_Directions_
Extract the complete listing and repeat it word for word.

(Figure contents as structured data)
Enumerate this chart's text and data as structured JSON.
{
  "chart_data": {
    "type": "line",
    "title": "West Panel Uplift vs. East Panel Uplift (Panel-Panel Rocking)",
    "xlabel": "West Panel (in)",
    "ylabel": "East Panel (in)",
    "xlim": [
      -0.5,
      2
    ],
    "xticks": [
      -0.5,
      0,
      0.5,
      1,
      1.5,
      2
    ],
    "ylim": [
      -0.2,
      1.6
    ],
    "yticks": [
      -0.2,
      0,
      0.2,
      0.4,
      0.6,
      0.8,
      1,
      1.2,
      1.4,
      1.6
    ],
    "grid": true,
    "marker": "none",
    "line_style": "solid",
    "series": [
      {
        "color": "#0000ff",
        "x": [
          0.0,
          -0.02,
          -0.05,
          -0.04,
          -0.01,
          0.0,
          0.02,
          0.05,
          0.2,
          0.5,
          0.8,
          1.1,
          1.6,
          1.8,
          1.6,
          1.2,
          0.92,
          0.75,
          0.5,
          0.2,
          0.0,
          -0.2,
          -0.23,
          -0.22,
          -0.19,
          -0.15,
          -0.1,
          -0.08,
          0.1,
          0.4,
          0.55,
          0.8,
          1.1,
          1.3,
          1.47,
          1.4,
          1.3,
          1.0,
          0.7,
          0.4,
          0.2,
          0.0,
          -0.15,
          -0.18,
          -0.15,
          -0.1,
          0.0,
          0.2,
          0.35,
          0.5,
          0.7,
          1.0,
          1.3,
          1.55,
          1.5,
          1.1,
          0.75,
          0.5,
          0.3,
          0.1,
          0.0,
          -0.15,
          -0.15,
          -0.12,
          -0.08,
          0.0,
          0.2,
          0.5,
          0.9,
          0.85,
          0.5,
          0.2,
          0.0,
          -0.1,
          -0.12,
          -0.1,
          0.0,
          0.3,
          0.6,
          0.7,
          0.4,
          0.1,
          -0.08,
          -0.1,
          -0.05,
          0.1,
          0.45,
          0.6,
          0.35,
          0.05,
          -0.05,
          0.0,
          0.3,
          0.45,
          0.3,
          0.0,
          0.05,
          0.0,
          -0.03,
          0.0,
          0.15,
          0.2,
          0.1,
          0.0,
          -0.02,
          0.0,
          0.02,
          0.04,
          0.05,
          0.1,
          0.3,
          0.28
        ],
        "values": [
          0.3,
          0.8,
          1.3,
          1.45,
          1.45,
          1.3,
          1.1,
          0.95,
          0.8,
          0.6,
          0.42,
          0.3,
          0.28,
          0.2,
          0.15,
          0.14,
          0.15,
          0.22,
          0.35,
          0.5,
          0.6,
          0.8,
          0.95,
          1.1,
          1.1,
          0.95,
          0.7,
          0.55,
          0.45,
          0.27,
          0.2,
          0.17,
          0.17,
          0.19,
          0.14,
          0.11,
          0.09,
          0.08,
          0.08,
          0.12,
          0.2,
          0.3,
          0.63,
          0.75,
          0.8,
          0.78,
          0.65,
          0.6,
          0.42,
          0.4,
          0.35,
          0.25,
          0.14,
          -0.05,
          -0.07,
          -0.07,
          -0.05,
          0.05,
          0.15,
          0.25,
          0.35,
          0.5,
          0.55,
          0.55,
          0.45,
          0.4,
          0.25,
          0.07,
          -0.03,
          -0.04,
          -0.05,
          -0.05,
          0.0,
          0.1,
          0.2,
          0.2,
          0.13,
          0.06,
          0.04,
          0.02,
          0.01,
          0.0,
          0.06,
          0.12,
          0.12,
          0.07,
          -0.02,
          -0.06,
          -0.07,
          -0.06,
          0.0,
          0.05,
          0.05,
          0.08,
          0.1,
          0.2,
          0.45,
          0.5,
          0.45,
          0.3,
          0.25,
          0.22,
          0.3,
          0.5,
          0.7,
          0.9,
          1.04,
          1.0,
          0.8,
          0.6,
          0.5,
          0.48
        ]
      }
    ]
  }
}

_Final result_
Enumerate this chart's text and data as structured JSON.
{
  "chart_data": {
    "type": "line",
    "title": "West Panel Uplift vs. East Panel Uplift (Panel-Panel Rocking)",
    "xlabel": "West Panel (in)",
    "ylabel": "East Panel (in)",
    "xlim": [
      -0.5,
      2
    ],
    "xticks": [
      -0.5,
      0,
      0.5,
      1,
      1.5,
      2
    ],
    "ylim": [
      -0.2,
      1.6
    ],
    "yticks": [
      -0.2,
      0,
      0.2,
      0.4,
      0.6,
      0.8,
      1,
      1.2,
      1.4,
      1.6
    ],
    "grid": true,
    "marker": "none",
    "line_style": "solid",
    "series": [
      {
        "color": "#0000ff",
        "x": [
          0.0,
          -0.02,
          -0.05,
          -0.04,
          -0.01,
          0.0,
          0.02,
          0.05,
          0.2,
          0.5,
          0.8,
          1.1,
          1.6,
          1.8,
          1.6,
          1.2,
          0.92,
          0.75,
          0.5,
          0.2,
          0.0,
          -0.2,
          -0.23,
          -0.22,
          -0.19,
          -0.15,
          -0.1,
          -0.08,
          0.1,
          0.4,
          0.55,
          0.8,
          1.1,
          1.3,
          1.47,
          1.4,
          1.3,
          1.0,
          0.7,
          0.4,
          0.2,
          0.0,
          -0.15,
          -0.18,
          -0.15,
          -0.1,
          0.0,
          0.2,
          0.35,
          0.5,
          0.7,
          1.0,
          1.3,
          1.55,
          1.5,
          1.1,
          0.75,
          0.5,
          0.3,
          0.1,
          0.0,
          -0.15,
          -0.15,
          -0.12,
          -0.08,
          0.0,
          0.2,
          0.5,
          0.9,
          0.85,
          0.5,
          0.2,
          0.0,
          -0.1,
          -0.12,
          -0.1,
          0.0,
          0.3,
          0.6,
          0.7,
          0.4,
          0.1,
          -0.08,
          -0.1,
          -0.05,
          0.1,
          0.45,
          0.6,
          0.35,
          0.05,
          -0.05,
          0.0,
          0.3,
          0.45,
          0.3,
          0.0,
          0.05,
          0.0,
          -0.03,
          0.0,
          0.15,
          0.2,
          0.1,
          0.0,
          -0.02,
          0.0,
          0.02,
          0.04,
          0.05,
          0.1,
          0.3,
          0.28
        ],
        "values": [
          0.3,
          0.8,
          1.3,
          1.45,
          1.45,
          1.3,
          1.1,
          0.95,
          0.8,
          0.6,
          0.42,
          0.3,
          0.28,
          0.2,
          0.15,
          0.14,
          0.15,
          0.22,
          0.35,
          0.5,
          0.6,
          0.8,
          0.95,
          1.1,
          1.1,
          0.95,
          0.7,
          0.55,
          0.45,
          0.27,
          0.2,
          0.17,
          0.17,
          0.19,
          0.14,
          0.11,
          0.09,
          0.08,
          0.08,
          0.12,
          0.2,
          0.3,
          0.63,
          0.75,
          0.8,
          0.78,
          0.65,
          0.6,
          0.42,
          0.4,
          0.35,
          0.25,
          0.14,
          -0.05,
          -0.07,
          -0.07,
          -0.05,
          0.05,
          0.15,
          0.25,
          0.35,
          0.5,
          0.55,
          0.55,
          0.45,
          0.4,
          0.25,
          0.07,
          -0.03,
          -0.04,
          -0.05,
          -0.05,
          0.0,
          0.1,
          0.2,
          0.2,
          0.13,
          0.06,
          0.04,
          0.02,
          0.01,
          0.0,
          0.06,
          0.12,
          0.12,
          0.07,
          -0.02,
          -0.06,
          -0.07,
          -0.06,
          0.0,
          0.05,
          0.05,
          0.08,
          0.1,
          0.2,
          0.45,
          0.5,
          0.45,
          0.3,
          0.25,
          0.22,
          0.3,
          0.5,
          0.7,
          0.9,
          1.04,
          1.0,
          0.8,
          0.6,
          0.5,
          0.48
        ]
      }
    ]
  }
}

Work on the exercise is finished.